Given request
Which lines hold the word "Centres"? Show each of them.

Dataset records

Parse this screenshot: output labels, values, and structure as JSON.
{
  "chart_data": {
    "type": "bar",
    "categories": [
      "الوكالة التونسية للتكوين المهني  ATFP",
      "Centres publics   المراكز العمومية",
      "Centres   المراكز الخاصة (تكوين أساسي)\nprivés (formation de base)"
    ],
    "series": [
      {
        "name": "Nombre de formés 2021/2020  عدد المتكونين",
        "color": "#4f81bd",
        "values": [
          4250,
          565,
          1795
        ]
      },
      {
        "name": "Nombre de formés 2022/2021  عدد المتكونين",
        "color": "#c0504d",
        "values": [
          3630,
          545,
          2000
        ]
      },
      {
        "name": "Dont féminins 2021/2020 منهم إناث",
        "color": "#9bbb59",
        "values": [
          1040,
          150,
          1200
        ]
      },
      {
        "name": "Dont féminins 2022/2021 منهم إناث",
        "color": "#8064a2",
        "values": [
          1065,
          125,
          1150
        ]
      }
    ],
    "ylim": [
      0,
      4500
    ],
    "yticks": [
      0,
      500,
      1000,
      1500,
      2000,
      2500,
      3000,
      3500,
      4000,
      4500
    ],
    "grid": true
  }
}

==

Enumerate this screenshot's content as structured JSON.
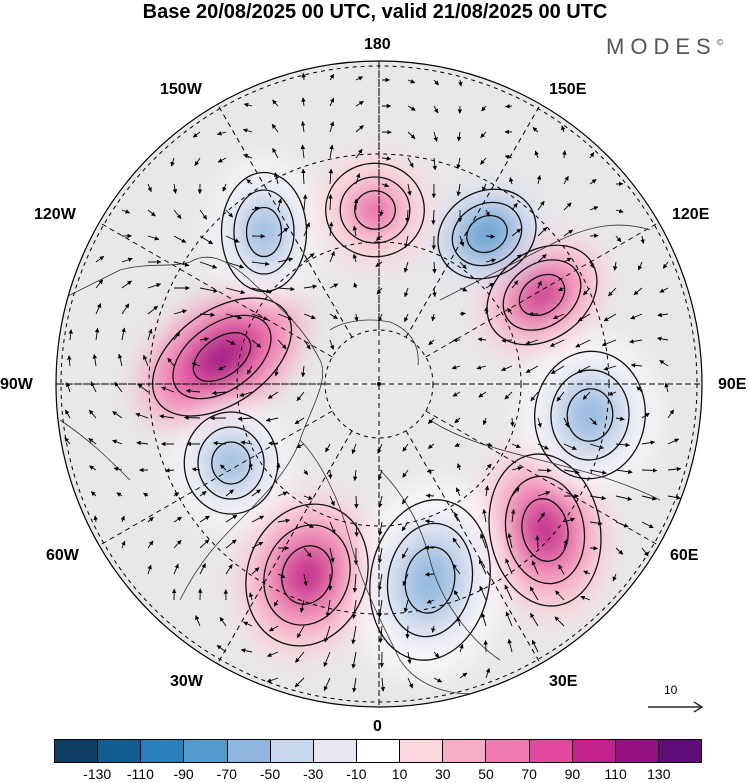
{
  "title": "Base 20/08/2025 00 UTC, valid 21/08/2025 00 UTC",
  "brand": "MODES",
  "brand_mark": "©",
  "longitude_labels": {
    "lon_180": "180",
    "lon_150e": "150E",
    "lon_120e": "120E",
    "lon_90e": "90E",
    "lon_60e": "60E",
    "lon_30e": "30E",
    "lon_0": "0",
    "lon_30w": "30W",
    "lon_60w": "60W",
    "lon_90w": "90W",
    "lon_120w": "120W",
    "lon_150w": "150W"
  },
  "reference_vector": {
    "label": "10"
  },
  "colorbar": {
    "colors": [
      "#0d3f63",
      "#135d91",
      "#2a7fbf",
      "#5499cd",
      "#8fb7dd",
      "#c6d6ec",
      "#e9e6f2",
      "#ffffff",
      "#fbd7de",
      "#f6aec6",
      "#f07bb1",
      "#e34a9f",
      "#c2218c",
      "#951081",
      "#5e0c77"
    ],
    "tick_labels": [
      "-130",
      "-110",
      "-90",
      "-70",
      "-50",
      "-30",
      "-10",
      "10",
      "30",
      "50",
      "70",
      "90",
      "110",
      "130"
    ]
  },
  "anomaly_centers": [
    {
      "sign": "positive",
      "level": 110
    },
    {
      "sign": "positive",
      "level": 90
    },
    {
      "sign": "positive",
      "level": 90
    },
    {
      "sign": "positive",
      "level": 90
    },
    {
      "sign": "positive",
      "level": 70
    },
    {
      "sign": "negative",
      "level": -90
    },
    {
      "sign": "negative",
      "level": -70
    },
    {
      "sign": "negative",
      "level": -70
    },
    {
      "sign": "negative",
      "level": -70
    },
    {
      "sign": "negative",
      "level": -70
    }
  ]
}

==

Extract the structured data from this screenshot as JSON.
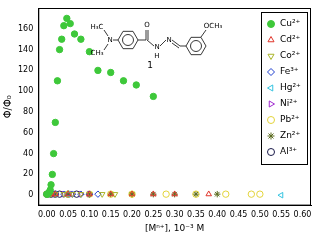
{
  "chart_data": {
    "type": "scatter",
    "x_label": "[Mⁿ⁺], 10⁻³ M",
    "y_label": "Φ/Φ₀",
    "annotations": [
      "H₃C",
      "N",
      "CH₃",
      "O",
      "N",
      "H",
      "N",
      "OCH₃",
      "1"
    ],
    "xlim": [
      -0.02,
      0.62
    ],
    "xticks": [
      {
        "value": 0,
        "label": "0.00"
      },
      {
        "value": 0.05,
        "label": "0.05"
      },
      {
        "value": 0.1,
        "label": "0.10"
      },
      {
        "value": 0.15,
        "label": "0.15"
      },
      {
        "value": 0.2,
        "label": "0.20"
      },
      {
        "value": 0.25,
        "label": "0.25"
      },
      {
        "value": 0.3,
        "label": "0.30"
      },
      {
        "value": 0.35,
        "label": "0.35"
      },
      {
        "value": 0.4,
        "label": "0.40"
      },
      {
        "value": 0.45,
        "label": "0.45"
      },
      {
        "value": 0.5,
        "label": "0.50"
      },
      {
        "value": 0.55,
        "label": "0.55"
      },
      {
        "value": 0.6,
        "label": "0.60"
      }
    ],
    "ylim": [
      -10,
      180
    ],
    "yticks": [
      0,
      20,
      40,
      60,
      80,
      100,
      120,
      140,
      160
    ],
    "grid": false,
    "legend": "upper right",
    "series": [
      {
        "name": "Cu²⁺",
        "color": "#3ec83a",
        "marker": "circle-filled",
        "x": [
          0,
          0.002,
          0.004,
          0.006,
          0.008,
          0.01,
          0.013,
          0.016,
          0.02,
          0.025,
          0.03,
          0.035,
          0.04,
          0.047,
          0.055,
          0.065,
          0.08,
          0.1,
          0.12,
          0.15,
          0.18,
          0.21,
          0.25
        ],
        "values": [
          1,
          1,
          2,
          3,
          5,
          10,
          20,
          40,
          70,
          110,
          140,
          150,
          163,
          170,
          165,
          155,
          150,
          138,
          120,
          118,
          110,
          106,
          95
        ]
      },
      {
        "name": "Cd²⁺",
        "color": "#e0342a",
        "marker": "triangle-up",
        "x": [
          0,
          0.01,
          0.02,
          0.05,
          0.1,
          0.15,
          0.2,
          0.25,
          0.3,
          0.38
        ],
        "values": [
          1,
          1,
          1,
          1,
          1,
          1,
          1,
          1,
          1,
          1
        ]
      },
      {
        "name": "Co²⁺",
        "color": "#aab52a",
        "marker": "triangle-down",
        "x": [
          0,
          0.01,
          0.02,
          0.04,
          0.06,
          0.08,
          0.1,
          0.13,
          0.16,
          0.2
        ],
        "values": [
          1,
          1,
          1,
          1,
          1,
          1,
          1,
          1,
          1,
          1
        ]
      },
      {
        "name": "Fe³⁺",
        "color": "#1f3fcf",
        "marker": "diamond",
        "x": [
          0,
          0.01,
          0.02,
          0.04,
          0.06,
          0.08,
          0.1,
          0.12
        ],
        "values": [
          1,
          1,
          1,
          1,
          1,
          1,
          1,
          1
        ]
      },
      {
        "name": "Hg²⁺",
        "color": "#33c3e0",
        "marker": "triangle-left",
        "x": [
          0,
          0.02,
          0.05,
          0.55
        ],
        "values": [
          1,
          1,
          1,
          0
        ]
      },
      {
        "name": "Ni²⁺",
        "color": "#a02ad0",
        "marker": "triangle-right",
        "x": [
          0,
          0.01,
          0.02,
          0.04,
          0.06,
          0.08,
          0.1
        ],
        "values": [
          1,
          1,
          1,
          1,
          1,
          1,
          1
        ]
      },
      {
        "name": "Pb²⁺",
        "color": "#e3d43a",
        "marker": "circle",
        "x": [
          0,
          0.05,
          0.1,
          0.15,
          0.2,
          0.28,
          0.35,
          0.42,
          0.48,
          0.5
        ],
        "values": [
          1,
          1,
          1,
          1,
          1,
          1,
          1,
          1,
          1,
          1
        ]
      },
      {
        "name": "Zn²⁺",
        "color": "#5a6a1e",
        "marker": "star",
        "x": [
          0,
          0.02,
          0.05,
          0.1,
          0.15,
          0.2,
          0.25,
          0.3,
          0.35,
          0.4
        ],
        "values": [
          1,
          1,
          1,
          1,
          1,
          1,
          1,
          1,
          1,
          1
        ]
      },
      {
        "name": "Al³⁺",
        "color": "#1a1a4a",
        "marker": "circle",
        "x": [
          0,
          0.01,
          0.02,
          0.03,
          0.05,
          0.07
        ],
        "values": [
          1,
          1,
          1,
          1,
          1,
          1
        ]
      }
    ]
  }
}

Answer to the exercise
      "Centres publics   المراكز العمومية",
      "Centres   المراكز الخاصة (تكوين أساسي)\nprivés (formation de base)"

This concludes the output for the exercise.